* Task brief *
Repeat each entry as written and leave the images out of the copy.
= = =
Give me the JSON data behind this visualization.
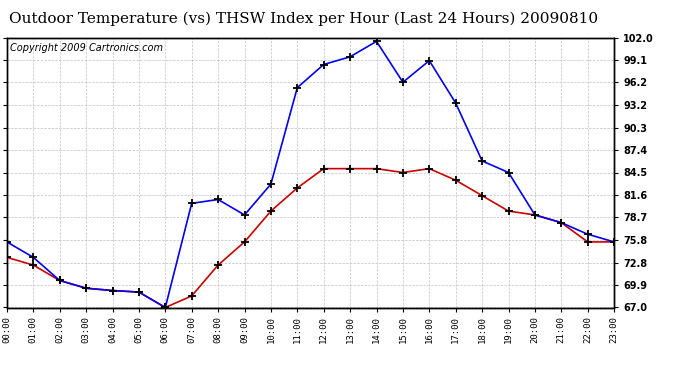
{
  "title": "Outdoor Temperature (vs) THSW Index per Hour (Last 24 Hours) 20090810",
  "copyright": "Copyright 2009 Cartronics.com",
  "hours": [
    "00:00",
    "01:00",
    "02:00",
    "03:00",
    "04:00",
    "05:00",
    "06:00",
    "07:00",
    "08:00",
    "09:00",
    "10:00",
    "11:00",
    "12:00",
    "13:00",
    "14:00",
    "15:00",
    "16:00",
    "17:00",
    "18:00",
    "19:00",
    "20:00",
    "21:00",
    "22:00",
    "23:00"
  ],
  "temp_red": [
    73.5,
    72.5,
    70.5,
    69.5,
    69.2,
    69.0,
    67.0,
    68.5,
    72.5,
    75.5,
    79.5,
    82.5,
    85.0,
    85.0,
    85.0,
    84.5,
    85.0,
    83.5,
    81.5,
    79.5,
    79.0,
    78.0,
    75.5,
    75.5
  ],
  "thsw_blue": [
    75.5,
    73.5,
    70.5,
    69.5,
    69.2,
    69.0,
    67.0,
    80.5,
    81.0,
    79.0,
    83.0,
    95.5,
    98.5,
    99.5,
    101.5,
    96.2,
    99.0,
    93.5,
    86.0,
    84.5,
    79.0,
    78.0,
    76.5,
    75.5
  ],
  "ymin": 67.0,
  "ymax": 102.0,
  "yticks": [
    102.0,
    99.1,
    96.2,
    93.2,
    90.3,
    87.4,
    84.5,
    81.6,
    78.7,
    75.8,
    72.8,
    69.9,
    67.0
  ],
  "bg_color": "#ffffff",
  "grid_color": "#bbbbbb",
  "line_color_red": "#cc0000",
  "line_color_blue": "#0000ee",
  "title_fontsize": 11,
  "copyright_fontsize": 7
}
= = =
* Task response *
Give me the JSON data behind this visualization.
{
  "title": "Outdoor Temperature (vs) THSW Index per Hour (Last 24 Hours) 20090810",
  "copyright": "Copyright 2009 Cartronics.com",
  "hours": [
    "00:00",
    "01:00",
    "02:00",
    "03:00",
    "04:00",
    "05:00",
    "06:00",
    "07:00",
    "08:00",
    "09:00",
    "10:00",
    "11:00",
    "12:00",
    "13:00",
    "14:00",
    "15:00",
    "16:00",
    "17:00",
    "18:00",
    "19:00",
    "20:00",
    "21:00",
    "22:00",
    "23:00"
  ],
  "temp_red": [
    73.5,
    72.5,
    70.5,
    69.5,
    69.2,
    69.0,
    67.0,
    68.5,
    72.5,
    75.5,
    79.5,
    82.5,
    85.0,
    85.0,
    85.0,
    84.5,
    85.0,
    83.5,
    81.5,
    79.5,
    79.0,
    78.0,
    75.5,
    75.5
  ],
  "thsw_blue": [
    75.5,
    73.5,
    70.5,
    69.5,
    69.2,
    69.0,
    67.0,
    80.5,
    81.0,
    79.0,
    83.0,
    95.5,
    98.5,
    99.5,
    101.5,
    96.2,
    99.0,
    93.5,
    86.0,
    84.5,
    79.0,
    78.0,
    76.5,
    75.5
  ],
  "ymin": 67.0,
  "ymax": 102.0,
  "yticks": [
    102.0,
    99.1,
    96.2,
    93.2,
    90.3,
    87.4,
    84.5,
    81.6,
    78.7,
    75.8,
    72.8,
    69.9,
    67.0
  ],
  "bg_color": "#ffffff",
  "grid_color": "#bbbbbb",
  "line_color_red": "#cc0000",
  "line_color_blue": "#0000ee",
  "title_fontsize": 11,
  "copyright_fontsize": 7
}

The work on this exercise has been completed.